■ Assignment 1:
Answer these questions from the text on Ali Baba below, one per line:
(a) Which storyteller did Antoine Galland hear the tale from, and which city did that storyteller come from?
(b) What did Duncan Black MacDonald discover at the Bodleian Library, and what was later found about it?
(c) What trade does Ali Baba settle into after marrying a poor woman?
■ Assignment 2:
Write a continuation of the text on Ali Baba below, starting right after its final sentence.

■ Passage to read:
--------------------

"Ali Baba and the Forty Thieves" () is a folk tale added to the One Thousand and One Nights in the 18th century by its French translator Antoine Galland, who heard it from Syrian storyteller Hanna Diyab. As one of the most popular Arabian Nights tales, it has been widely retold and performed in many media across the world, especially for children (for whom the more violent aspects of the story are often suppressed).

In the original version, Ali Baba ( ) is a poor woodcutter and an honest person who discovers the secret of a thieves' den, and enters with the magic phrase "open sesame". The thieves try to kill Ali Baba, but Ali Baba's faithful slave-girl foils their plots. Ali Baba's son marries her and Ali Baba keeps the secret of the treasure.

Textual history
The tale was added to the story collection One Thousand and One Nights by one of its European translators, Antoine Galland, who called his volumes Les Mille et Une Nuits (1704–1717). Galland was an 18th-century French Orientalist who heard it in oral form from a Syrian Maronite story-teller, called Hanna Diyab, who came from Aleppo in modern-day Syria and told the story in Paris. In any case, the earliest known text of the story is Galland's French version. Richard F. Burton included it in the supplemental volumes (rather than the main collection of stories) of his translation (published as The Book of the Thousand Nights and a Night).

The American Orientalist Duncan Black MacDonald discovered an Arabic-language manuscript of the story at the Bodleian Library; however, this was later found to be a counterfeit.

Story
Ali Baba and his older brother, ( ) Cassim (sometimes spelled Kasim), are the sons of a merchant. After their father's death, the greedy Cassim marries a wealthy woman and becomes well-to-do, building on their father's business. Ali Baba marries a poor woman and settles into the trade of a woodcutter.

--------------------

Document understanding data
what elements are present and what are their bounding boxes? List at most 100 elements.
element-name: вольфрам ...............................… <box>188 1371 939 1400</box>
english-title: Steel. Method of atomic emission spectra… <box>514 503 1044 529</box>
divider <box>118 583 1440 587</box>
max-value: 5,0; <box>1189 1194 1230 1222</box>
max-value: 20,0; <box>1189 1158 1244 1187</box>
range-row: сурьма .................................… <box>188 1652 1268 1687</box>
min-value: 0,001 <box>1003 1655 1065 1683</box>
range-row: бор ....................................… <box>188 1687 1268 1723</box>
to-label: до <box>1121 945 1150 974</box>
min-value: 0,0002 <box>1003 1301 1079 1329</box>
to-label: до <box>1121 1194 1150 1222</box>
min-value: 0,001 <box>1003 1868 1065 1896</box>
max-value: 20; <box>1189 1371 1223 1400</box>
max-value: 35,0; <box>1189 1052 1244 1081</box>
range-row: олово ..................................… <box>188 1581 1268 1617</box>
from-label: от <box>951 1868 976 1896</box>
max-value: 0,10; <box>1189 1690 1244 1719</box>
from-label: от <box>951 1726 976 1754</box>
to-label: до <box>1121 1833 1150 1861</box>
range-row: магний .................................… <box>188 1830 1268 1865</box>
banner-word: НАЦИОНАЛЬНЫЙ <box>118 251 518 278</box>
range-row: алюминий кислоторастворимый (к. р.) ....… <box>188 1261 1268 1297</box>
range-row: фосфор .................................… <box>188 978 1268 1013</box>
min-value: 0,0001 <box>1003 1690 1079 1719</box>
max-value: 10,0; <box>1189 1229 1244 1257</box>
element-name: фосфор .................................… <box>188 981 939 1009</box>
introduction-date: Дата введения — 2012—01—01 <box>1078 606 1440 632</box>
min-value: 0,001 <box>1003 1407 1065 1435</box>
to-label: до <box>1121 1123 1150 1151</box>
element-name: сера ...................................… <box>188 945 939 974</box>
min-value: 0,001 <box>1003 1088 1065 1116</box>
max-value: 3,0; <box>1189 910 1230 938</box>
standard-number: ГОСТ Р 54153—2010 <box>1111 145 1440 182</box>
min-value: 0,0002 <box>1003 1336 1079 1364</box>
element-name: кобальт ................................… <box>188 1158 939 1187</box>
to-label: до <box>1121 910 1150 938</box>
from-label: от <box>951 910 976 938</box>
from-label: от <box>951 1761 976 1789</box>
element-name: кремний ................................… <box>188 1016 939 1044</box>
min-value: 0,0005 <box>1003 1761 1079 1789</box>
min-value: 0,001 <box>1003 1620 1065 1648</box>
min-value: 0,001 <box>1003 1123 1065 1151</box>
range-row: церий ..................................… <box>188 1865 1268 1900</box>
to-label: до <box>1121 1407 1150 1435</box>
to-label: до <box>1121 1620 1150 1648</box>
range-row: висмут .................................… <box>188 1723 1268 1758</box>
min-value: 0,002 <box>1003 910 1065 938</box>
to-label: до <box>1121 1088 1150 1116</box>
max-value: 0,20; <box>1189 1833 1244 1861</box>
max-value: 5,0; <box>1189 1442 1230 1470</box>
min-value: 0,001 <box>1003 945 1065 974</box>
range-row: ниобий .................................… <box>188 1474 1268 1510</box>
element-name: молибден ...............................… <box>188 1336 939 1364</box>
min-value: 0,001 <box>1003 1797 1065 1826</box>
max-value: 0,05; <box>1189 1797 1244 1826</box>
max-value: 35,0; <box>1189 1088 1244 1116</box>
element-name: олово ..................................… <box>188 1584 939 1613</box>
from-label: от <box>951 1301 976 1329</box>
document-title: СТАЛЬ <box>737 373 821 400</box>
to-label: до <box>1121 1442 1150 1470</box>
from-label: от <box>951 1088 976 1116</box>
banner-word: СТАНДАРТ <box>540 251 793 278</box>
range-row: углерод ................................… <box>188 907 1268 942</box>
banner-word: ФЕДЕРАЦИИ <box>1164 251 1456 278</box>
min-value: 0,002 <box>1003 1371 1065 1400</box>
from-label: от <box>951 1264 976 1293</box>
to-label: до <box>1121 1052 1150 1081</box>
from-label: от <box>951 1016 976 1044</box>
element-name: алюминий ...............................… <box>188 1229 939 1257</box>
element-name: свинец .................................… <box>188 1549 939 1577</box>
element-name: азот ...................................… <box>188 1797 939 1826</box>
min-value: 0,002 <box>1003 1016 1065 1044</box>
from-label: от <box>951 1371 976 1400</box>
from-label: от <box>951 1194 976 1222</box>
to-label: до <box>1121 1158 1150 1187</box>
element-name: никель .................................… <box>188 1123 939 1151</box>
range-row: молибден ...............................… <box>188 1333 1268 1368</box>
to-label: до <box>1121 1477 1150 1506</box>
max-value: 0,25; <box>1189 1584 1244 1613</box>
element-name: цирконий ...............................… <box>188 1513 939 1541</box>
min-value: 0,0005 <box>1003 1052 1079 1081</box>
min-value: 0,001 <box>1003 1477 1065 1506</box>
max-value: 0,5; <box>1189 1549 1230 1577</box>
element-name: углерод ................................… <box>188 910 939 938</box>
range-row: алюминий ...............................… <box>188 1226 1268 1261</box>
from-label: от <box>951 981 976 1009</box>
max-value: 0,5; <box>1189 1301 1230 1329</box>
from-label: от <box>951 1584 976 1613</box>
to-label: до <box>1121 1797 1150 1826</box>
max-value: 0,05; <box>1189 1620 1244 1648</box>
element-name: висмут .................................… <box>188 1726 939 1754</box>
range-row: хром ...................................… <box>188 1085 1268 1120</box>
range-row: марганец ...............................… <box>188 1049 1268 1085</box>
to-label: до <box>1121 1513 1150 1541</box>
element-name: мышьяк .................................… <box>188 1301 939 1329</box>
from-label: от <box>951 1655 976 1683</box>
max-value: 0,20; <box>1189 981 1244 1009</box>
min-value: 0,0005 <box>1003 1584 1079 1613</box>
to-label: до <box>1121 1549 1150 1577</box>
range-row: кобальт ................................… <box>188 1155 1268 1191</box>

--------------------

■ Written reply 1:
(a) Hanna Diyab, who came from Aleppo.
(b) An Arabic-language manuscript of the story, which was later found to be a counterfeit.
(c) The trade of a woodcutter.

■ Written reply 2:
One day, Ali Baba is at work collecting and cutting firewood in the forest, when he happens to overhear a group of 40 thieves visiting their stored treasure. Their treasure is in a cave, the mouth of which is sealed by a huge rock. It opens on the magic words "open sesame" and seals itself on the words "close sesame". When the thieves are gone, Ali Baba enters the cave himself and takes a single bag of gold coins home.

Ali Baba and his wife borrow his sister-in-law's scales to weigh their new wealth. Unbeknownst to them, Cassim's wife puts a blob of wax in the scales to find out what Ali Baba is using them for, as she is curious to know what kind of grain her impoverished brother-in-law needs to measure. To her shock, she finds a gold coin sticking to the scales and tells her husband. Under pressure from his brother, Ali Baba is forced to reveal the secret of the cave. Cassim goes to the cave, taking a donkey with him to take as much treasure as possible. He enters the cave with the magic words. However, in his greed and excitement over the treasure, he forgets the words to get out again and ends up trapped. The thieves find him there and kill him. When his brother does not come back, Ali Baba goes to the cave to look for him, and finds the body quartered and with each piece displayed just inside the cave's entrance, as a warning to anyone else who might try to enter.

Ali Baba brings the body home where he entrusts Morgiana ( ), a clever slave-girl from Cassim's household, with the task of making others believe that Cassim has died a natural death. First, Morgiana purchases medicines from an apothecary, telling him that Cassim is gravely ill. Then, she finds an old tailor known as Baba Mustafa whom she pays, blindfolds, and leads to Cassim's house. There, overnight, the tailor stitches the pieces of Cassim's body back together. Ali Baba and his family are able to give Cassim a proper burial without anyone suspecting anything.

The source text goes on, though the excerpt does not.